Task objective: Without including the pictures, copy out every line below.
++++++++
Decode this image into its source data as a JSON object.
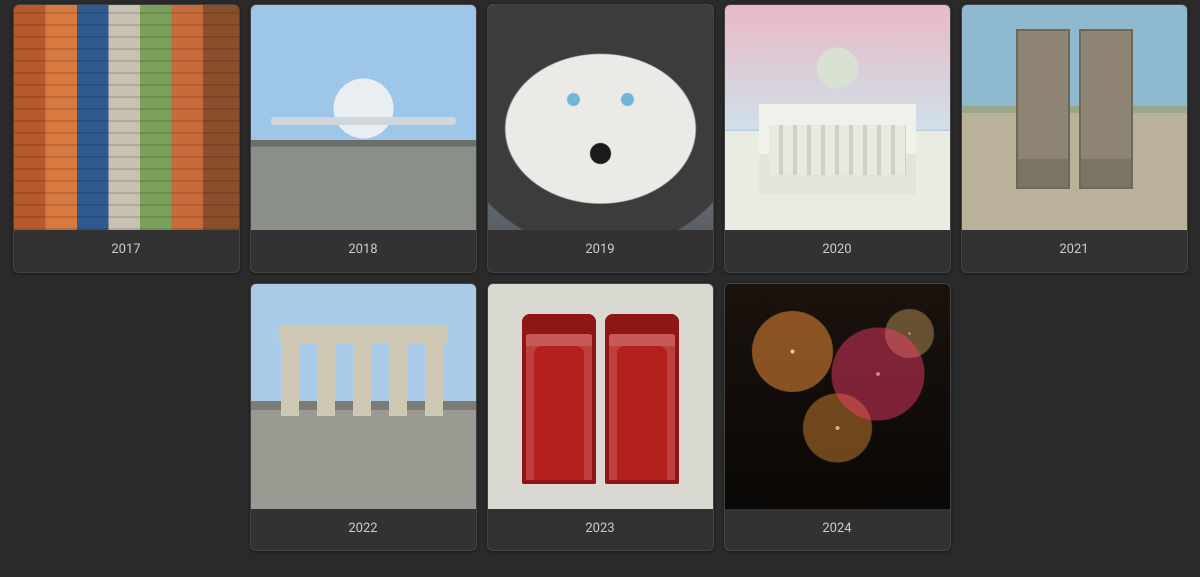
{
  "albums": [
    {
      "label": "2017",
      "thumb_class": "thumb-containers"
    },
    {
      "label": "2018",
      "thumb_class": "thumb-airplane"
    },
    {
      "label": "2019",
      "thumb_class": "thumb-husky"
    },
    {
      "label": "2020",
      "thumb_class": "thumb-cathedral"
    },
    {
      "label": "2021",
      "thumb_class": "thumb-gothic"
    },
    {
      "label": "2022",
      "thumb_class": "thumb-gate"
    },
    {
      "label": "2023",
      "thumb_class": "thumb-phonebox"
    },
    {
      "label": "2024",
      "thumb_class": "thumb-fireworks"
    }
  ]
}
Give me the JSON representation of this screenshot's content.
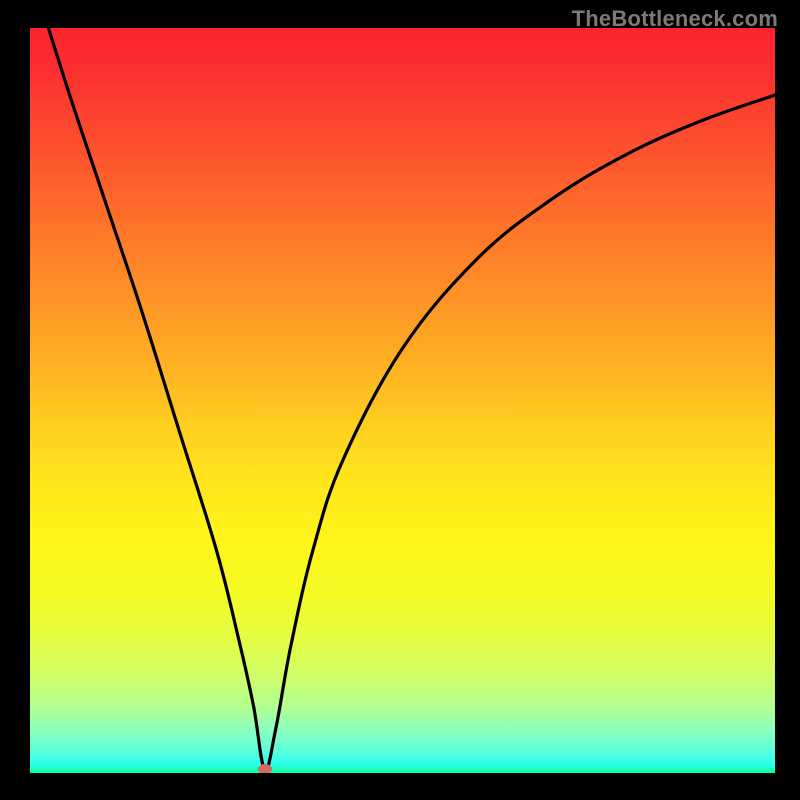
++++++++
Output below:
Decode this image into its source data as a JSON object.
{
  "albums": [
    {
      "label": "2017",
      "thumb_class": "thumb-containers"
    },
    {
      "label": "2018",
      "thumb_class": "thumb-airplane"
    },
    {
      "label": "2019",
      "thumb_class": "thumb-husky"
    },
    {
      "label": "2020",
      "thumb_class": "thumb-cathedral"
    },
    {
      "label": "2021",
      "thumb_class": "thumb-gothic"
    },
    {
      "label": "2022",
      "thumb_class": "thumb-gate"
    },
    {
      "label": "2023",
      "thumb_class": "thumb-phonebox"
    },
    {
      "label": "2024",
      "thumb_class": "thumb-fireworks"
    }
  ]
}
Give me the JSON representation of this screenshot's content.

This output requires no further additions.